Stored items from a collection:
---
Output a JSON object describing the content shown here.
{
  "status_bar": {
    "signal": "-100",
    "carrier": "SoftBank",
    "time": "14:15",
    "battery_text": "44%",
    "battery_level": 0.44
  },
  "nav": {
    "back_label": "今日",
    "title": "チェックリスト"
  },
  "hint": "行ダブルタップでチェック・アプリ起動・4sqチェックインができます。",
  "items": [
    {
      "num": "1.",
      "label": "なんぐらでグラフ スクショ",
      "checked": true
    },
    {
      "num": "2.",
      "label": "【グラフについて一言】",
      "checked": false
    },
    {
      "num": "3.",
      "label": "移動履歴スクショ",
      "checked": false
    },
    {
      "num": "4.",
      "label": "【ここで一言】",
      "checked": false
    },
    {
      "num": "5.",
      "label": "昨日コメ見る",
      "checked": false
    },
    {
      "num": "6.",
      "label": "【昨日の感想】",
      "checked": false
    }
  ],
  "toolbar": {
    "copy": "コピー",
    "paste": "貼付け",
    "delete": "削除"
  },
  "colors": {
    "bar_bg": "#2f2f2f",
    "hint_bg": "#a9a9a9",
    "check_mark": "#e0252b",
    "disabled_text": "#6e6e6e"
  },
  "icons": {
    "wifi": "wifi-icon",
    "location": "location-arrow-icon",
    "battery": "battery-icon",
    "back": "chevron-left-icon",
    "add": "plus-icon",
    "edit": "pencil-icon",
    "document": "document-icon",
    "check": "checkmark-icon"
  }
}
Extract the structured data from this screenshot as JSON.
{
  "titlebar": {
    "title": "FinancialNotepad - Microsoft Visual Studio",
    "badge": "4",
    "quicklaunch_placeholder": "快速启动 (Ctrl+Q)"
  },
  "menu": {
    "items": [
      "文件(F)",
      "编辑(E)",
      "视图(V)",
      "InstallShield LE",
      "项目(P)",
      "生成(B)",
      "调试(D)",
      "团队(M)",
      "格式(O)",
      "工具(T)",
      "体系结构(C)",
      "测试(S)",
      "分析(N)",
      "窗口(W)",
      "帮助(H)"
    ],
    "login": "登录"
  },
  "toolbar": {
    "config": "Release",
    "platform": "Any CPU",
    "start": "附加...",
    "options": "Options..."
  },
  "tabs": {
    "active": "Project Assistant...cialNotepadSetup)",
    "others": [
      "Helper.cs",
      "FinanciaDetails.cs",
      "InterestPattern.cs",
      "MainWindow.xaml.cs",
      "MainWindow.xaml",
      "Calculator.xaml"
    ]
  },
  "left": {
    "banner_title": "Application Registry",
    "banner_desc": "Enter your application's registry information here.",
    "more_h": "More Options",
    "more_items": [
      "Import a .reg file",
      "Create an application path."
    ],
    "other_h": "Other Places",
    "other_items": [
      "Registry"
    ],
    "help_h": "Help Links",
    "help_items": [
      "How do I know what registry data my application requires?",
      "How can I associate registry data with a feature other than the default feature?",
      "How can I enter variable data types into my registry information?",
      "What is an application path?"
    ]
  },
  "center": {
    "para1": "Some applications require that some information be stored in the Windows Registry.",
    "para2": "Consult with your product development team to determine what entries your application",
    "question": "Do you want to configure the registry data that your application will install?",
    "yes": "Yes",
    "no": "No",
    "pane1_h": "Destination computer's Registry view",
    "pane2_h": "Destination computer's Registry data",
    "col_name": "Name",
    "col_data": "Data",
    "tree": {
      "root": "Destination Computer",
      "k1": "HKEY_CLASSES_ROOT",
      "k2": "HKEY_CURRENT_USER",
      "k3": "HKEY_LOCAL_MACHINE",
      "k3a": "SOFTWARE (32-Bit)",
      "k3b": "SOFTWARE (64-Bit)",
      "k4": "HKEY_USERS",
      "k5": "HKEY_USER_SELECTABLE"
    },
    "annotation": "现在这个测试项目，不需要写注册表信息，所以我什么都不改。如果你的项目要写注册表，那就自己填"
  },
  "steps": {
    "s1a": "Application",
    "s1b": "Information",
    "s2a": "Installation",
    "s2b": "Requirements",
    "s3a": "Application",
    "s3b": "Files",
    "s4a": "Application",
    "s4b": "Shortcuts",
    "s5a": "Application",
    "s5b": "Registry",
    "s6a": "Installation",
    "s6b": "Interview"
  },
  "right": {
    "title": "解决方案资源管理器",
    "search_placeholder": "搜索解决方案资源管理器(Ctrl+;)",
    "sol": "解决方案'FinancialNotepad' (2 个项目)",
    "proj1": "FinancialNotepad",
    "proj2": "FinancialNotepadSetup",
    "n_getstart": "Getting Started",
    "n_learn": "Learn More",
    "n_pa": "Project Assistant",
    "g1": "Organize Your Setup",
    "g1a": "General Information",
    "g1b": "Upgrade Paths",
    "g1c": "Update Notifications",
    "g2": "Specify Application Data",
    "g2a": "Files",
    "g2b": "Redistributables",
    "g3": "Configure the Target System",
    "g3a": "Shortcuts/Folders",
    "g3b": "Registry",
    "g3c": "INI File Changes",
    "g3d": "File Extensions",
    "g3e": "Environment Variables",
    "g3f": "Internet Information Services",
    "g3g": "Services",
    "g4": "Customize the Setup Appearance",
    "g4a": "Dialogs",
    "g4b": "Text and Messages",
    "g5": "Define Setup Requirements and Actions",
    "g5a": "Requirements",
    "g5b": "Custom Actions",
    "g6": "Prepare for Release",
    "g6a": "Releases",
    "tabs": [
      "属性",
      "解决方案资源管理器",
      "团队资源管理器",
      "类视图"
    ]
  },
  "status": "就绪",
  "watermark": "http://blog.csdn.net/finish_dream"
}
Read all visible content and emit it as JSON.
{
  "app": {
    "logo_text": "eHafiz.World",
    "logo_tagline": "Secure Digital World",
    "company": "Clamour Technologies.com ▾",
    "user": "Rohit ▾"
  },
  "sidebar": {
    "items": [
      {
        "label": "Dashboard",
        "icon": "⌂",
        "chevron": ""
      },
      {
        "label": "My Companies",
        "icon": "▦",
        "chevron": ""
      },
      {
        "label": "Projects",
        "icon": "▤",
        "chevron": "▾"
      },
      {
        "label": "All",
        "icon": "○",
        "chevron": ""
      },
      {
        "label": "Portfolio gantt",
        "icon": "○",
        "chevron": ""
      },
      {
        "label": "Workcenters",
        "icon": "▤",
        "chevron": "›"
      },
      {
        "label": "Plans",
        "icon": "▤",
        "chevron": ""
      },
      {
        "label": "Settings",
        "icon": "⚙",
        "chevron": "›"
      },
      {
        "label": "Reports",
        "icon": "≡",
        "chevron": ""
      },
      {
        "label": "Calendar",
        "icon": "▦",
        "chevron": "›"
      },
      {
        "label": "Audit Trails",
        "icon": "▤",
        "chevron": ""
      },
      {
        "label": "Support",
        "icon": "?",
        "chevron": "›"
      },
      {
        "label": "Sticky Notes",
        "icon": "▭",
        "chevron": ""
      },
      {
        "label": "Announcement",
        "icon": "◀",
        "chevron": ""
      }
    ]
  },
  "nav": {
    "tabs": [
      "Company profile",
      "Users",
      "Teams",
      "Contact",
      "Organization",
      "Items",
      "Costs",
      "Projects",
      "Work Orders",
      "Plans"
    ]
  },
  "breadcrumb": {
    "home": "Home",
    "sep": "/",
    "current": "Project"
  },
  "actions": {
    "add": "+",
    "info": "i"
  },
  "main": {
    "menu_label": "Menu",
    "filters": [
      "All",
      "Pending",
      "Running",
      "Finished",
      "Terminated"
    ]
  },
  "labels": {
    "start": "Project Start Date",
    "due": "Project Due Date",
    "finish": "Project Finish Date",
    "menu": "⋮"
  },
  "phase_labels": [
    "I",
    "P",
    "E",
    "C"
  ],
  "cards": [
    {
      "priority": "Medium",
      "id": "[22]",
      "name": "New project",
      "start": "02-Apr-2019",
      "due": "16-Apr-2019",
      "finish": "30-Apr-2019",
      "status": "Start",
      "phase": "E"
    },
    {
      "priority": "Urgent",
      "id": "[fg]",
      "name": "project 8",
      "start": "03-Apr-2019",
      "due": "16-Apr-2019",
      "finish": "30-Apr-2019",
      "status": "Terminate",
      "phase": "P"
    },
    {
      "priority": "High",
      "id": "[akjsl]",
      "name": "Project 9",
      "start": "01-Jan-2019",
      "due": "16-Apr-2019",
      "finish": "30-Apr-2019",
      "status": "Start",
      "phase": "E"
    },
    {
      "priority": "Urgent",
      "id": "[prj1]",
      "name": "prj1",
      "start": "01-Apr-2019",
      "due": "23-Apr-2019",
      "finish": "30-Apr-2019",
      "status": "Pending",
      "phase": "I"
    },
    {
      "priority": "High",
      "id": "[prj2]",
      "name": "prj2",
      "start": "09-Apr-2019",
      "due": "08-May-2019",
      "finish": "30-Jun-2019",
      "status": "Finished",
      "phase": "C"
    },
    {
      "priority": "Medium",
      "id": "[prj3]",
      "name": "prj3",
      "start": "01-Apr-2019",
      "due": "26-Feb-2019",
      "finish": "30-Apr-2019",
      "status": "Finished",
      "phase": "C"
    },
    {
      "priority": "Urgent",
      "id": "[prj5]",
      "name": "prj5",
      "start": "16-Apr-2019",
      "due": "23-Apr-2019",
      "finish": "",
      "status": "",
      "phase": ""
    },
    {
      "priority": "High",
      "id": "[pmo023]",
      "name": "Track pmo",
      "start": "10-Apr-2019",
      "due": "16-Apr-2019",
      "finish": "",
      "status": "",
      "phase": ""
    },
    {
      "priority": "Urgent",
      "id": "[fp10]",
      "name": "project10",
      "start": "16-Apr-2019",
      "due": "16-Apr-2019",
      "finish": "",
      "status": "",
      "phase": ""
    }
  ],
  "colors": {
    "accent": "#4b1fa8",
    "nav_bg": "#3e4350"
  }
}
---
What to do => Pick out and copy the lines of the entries that hold the string "Installation".

Finished exercise =>
    "s2a": "Installation",
    "s6a": "Installation",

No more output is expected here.